## TASK BRIEF
What follows is a set of records; restate each one word for word and drop the pictures.
+++++
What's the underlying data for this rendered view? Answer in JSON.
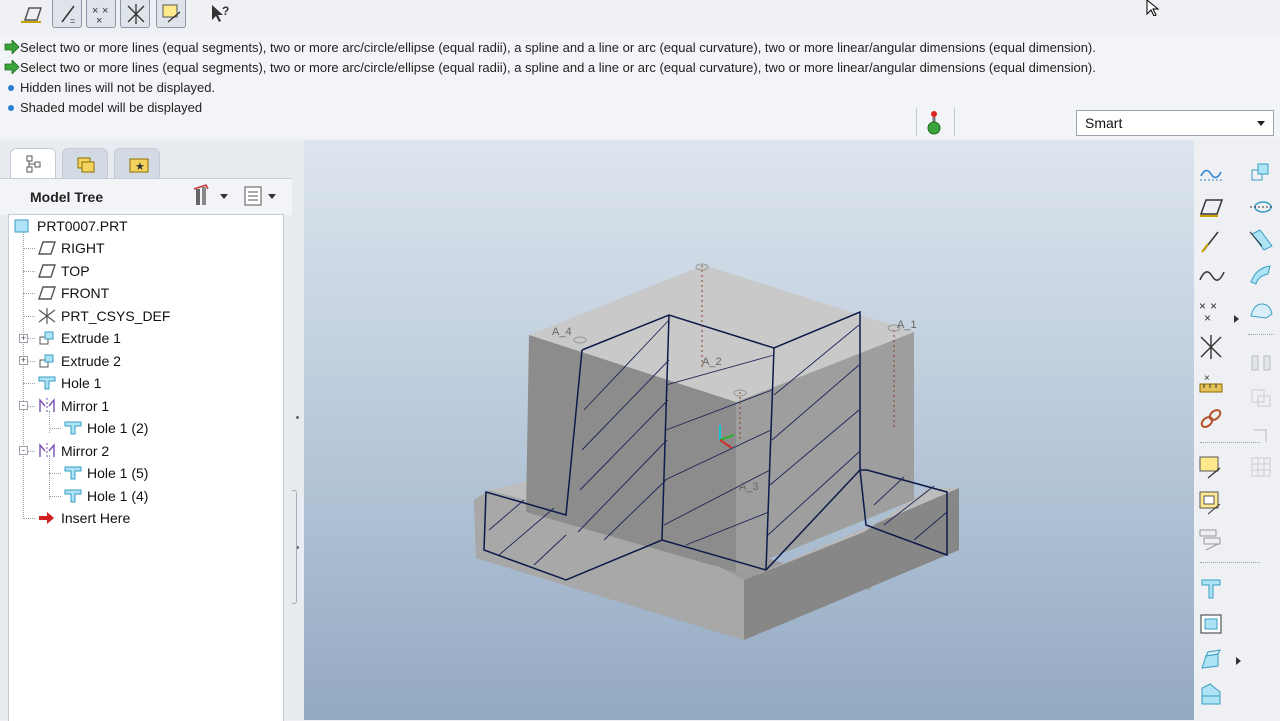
{
  "toolbar": {
    "buttons": [
      {
        "icon": "plane-sketch-icon"
      },
      {
        "icon": "line-equal-icon",
        "pressed": true
      },
      {
        "icon": "point-equal-icon",
        "pressed": true
      },
      {
        "icon": "csys-equal-icon",
        "pressed": true
      },
      {
        "icon": "equal-constraint-icon",
        "pressed": true
      },
      {
        "icon": "context-help-icon"
      }
    ]
  },
  "messages": [
    {
      "type": "prompt",
      "text": "Select two or more lines (equal segments), two or more arc/circle/ellipse (equal radii), a spline and a line or arc (equal curvature), two or more linear/angular dimensions (equal dimension)."
    },
    {
      "type": "prompt",
      "text": "Select two or more lines (equal segments), two or more arc/circle/ellipse (equal radii), a spline and a line or arc (equal curvature), two or more linear/angular dimensions (equal dimension)."
    },
    {
      "type": "info",
      "text": "Hidden lines will not be displayed."
    },
    {
      "type": "info",
      "text": "Shaded model will be displayed"
    }
  ],
  "filter": {
    "selected": "Smart"
  },
  "model_tree": {
    "title": "Model Tree",
    "items": [
      {
        "label": "PRT0007.PRT",
        "icon": "part-icon",
        "level": 0
      },
      {
        "label": "RIGHT",
        "icon": "datum-plane-icon",
        "level": 1
      },
      {
        "label": "TOP",
        "icon": "datum-plane-icon",
        "level": 1
      },
      {
        "label": "FRONT",
        "icon": "datum-plane-icon",
        "level": 1
      },
      {
        "label": "PRT_CSYS_DEF",
        "icon": "csys-icon",
        "level": 1
      },
      {
        "label": "Extrude 1",
        "icon": "extrude-icon",
        "level": 1,
        "expander": "+"
      },
      {
        "label": "Extrude 2",
        "icon": "extrude-icon",
        "level": 1,
        "expander": "+"
      },
      {
        "label": "Hole 1",
        "icon": "hole-icon",
        "level": 1
      },
      {
        "label": "Mirror 1",
        "icon": "mirror-icon",
        "level": 1,
        "expander": "-"
      },
      {
        "label": "Hole 1 (2)",
        "icon": "hole-icon",
        "level": 2
      },
      {
        "label": "Mirror 2",
        "icon": "mirror-icon",
        "level": 1,
        "expander": "-"
      },
      {
        "label": "Hole 1 (5)",
        "icon": "hole-icon",
        "level": 2
      },
      {
        "label": "Hole 1 (4)",
        "icon": "hole-icon",
        "level": 2
      },
      {
        "label": "Insert Here",
        "icon": "insert-here-arrow-icon",
        "level": 1
      }
    ]
  },
  "viewport": {
    "axis_labels": [
      "A_4",
      "A_2",
      "A_1",
      "A_3"
    ],
    "colors": {
      "sketch_line": "#0c1a4a",
      "model_face": "#9a9a9a",
      "background_top": "#dde5ee",
      "background_bottom": "#93a9c2"
    }
  },
  "right_toolbar": {
    "buttons": [
      "datum-display-icon",
      "datum-plane-tool-icon",
      "datum-axis-tool-icon",
      "datum-curve-tool-icon",
      "datum-point-tool-icon",
      "csys-tool-icon",
      "analysis-tool-icon",
      "chain-tool-icon",
      "note-tool-icon",
      "view-manager-icon",
      "layer-tool-icon",
      "extrude-tool-icon",
      "revolve-tool-icon",
      "sweep-tool-icon",
      "blend-tool-icon",
      "boundary-blend-icon",
      "mirror-tool-icon",
      "merge-tool-icon",
      "trim-tool-icon",
      "pattern-tool-icon",
      "hole-tool-icon",
      "shell-tool-icon",
      "draft-tool-icon",
      "rib-tool-icon"
    ]
  }
}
+++++
## THE COMPLETED TASK
What's the underlying data for this rendered view? Answer in JSON.
{
  "toolbar": {
    "buttons": [
      {
        "icon": "plane-sketch-icon"
      },
      {
        "icon": "line-equal-icon",
        "pressed": true
      },
      {
        "icon": "point-equal-icon",
        "pressed": true
      },
      {
        "icon": "csys-equal-icon",
        "pressed": true
      },
      {
        "icon": "equal-constraint-icon",
        "pressed": true
      },
      {
        "icon": "context-help-icon"
      }
    ]
  },
  "messages": [
    {
      "type": "prompt",
      "text": "Select two or more lines (equal segments), two or more arc/circle/ellipse (equal radii), a spline and a line or arc (equal curvature), two or more linear/angular dimensions (equal dimension)."
    },
    {
      "type": "prompt",
      "text": "Select two or more lines (equal segments), two or more arc/circle/ellipse (equal radii), a spline and a line or arc (equal curvature), two or more linear/angular dimensions (equal dimension)."
    },
    {
      "type": "info",
      "text": "Hidden lines will not be displayed."
    },
    {
      "type": "info",
      "text": "Shaded model will be displayed"
    }
  ],
  "filter": {
    "selected": "Smart"
  },
  "model_tree": {
    "title": "Model Tree",
    "items": [
      {
        "label": "PRT0007.PRT",
        "icon": "part-icon",
        "level": 0
      },
      {
        "label": "RIGHT",
        "icon": "datum-plane-icon",
        "level": 1
      },
      {
        "label": "TOP",
        "icon": "datum-plane-icon",
        "level": 1
      },
      {
        "label": "FRONT",
        "icon": "datum-plane-icon",
        "level": 1
      },
      {
        "label": "PRT_CSYS_DEF",
        "icon": "csys-icon",
        "level": 1
      },
      {
        "label": "Extrude 1",
        "icon": "extrude-icon",
        "level": 1,
        "expander": "+"
      },
      {
        "label": "Extrude 2",
        "icon": "extrude-icon",
        "level": 1,
        "expander": "+"
      },
      {
        "label": "Hole 1",
        "icon": "hole-icon",
        "level": 1
      },
      {
        "label": "Mirror 1",
        "icon": "mirror-icon",
        "level": 1,
        "expander": "-"
      },
      {
        "label": "Hole 1 (2)",
        "icon": "hole-icon",
        "level": 2
      },
      {
        "label": "Mirror 2",
        "icon": "mirror-icon",
        "level": 1,
        "expander": "-"
      },
      {
        "label": "Hole 1 (5)",
        "icon": "hole-icon",
        "level": 2
      },
      {
        "label": "Hole 1 (4)",
        "icon": "hole-icon",
        "level": 2
      },
      {
        "label": "Insert Here",
        "icon": "insert-here-arrow-icon",
        "level": 1
      }
    ]
  },
  "viewport": {
    "axis_labels": [
      "A_4",
      "A_2",
      "A_1",
      "A_3"
    ],
    "colors": {
      "sketch_line": "#0c1a4a",
      "model_face": "#9a9a9a",
      "background_top": "#dde5ee",
      "background_bottom": "#93a9c2"
    }
  },
  "right_toolbar": {
    "buttons": [
      "datum-display-icon",
      "datum-plane-tool-icon",
      "datum-axis-tool-icon",
      "datum-curve-tool-icon",
      "datum-point-tool-icon",
      "csys-tool-icon",
      "analysis-tool-icon",
      "chain-tool-icon",
      "note-tool-icon",
      "view-manager-icon",
      "layer-tool-icon",
      "extrude-tool-icon",
      "revolve-tool-icon",
      "sweep-tool-icon",
      "blend-tool-icon",
      "boundary-blend-icon",
      "mirror-tool-icon",
      "merge-tool-icon",
      "trim-tool-icon",
      "pattern-tool-icon",
      "hole-tool-icon",
      "shell-tool-icon",
      "draft-tool-icon",
      "rib-tool-icon"
    ]
  }
}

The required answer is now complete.